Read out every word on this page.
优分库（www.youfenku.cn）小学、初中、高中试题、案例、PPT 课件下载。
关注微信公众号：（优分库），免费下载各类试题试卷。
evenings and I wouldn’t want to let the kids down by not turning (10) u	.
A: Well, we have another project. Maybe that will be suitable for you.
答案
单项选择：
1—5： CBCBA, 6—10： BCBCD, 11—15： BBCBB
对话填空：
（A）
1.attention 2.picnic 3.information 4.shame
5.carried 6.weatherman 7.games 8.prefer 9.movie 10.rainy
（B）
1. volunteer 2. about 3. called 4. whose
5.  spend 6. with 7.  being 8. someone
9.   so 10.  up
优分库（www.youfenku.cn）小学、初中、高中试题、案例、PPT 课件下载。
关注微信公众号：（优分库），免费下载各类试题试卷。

------------

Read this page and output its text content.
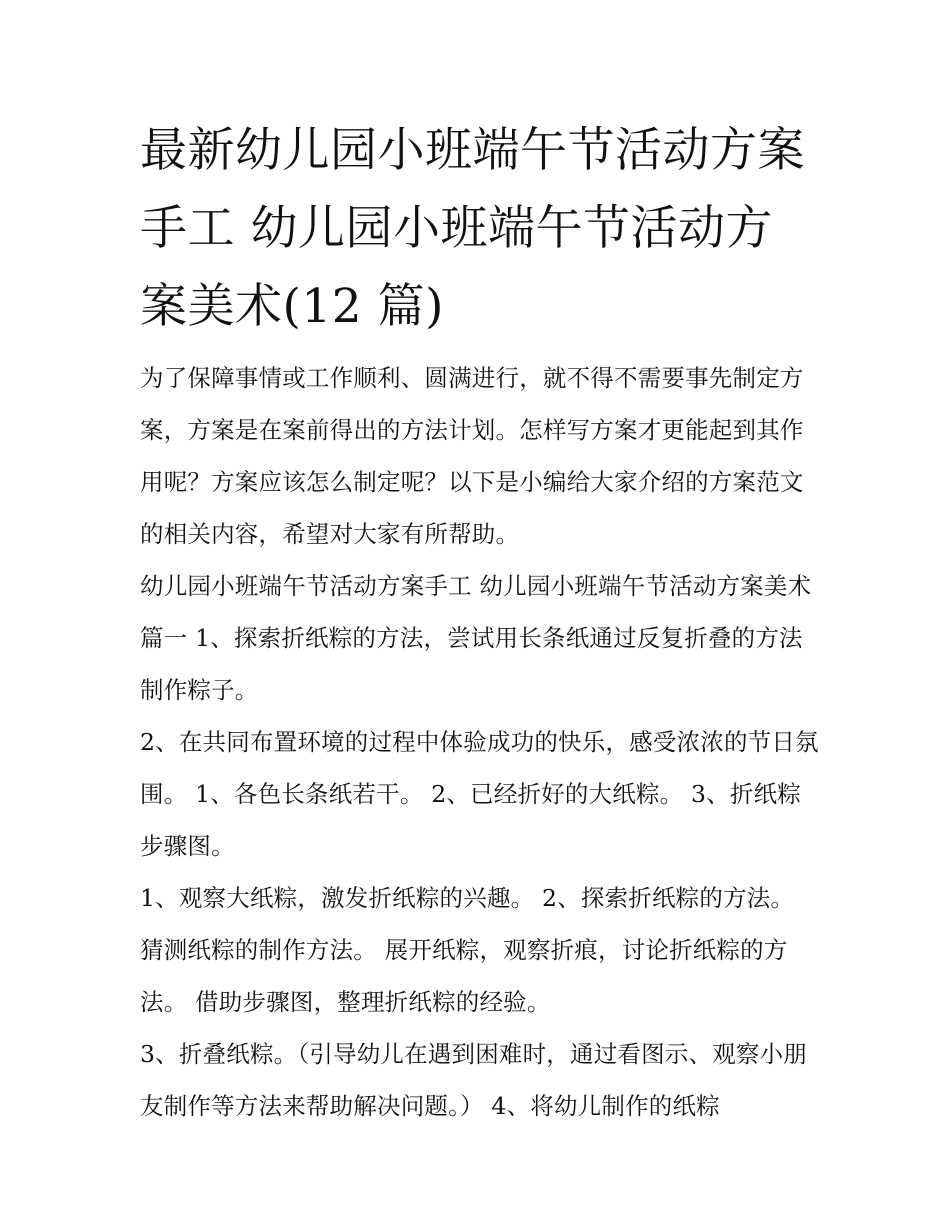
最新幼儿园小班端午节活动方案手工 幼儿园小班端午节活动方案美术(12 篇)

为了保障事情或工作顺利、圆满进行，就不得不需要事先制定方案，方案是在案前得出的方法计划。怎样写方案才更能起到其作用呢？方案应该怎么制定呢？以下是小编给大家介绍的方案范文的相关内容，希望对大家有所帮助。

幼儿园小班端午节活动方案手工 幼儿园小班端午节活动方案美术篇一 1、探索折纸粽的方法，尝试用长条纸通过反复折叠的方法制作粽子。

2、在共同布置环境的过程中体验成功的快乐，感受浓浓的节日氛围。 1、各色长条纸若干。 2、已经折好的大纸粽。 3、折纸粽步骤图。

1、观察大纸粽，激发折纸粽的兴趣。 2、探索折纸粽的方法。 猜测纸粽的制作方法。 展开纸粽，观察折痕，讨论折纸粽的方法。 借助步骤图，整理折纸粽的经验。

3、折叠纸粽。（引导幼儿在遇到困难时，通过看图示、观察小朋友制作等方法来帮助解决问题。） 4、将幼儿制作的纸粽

------------

→ **SHORT EXERCISE**
Of the lines in the data, how many hold the string "this"? State the number, nothing else.

→ **FULL ANSWER**
2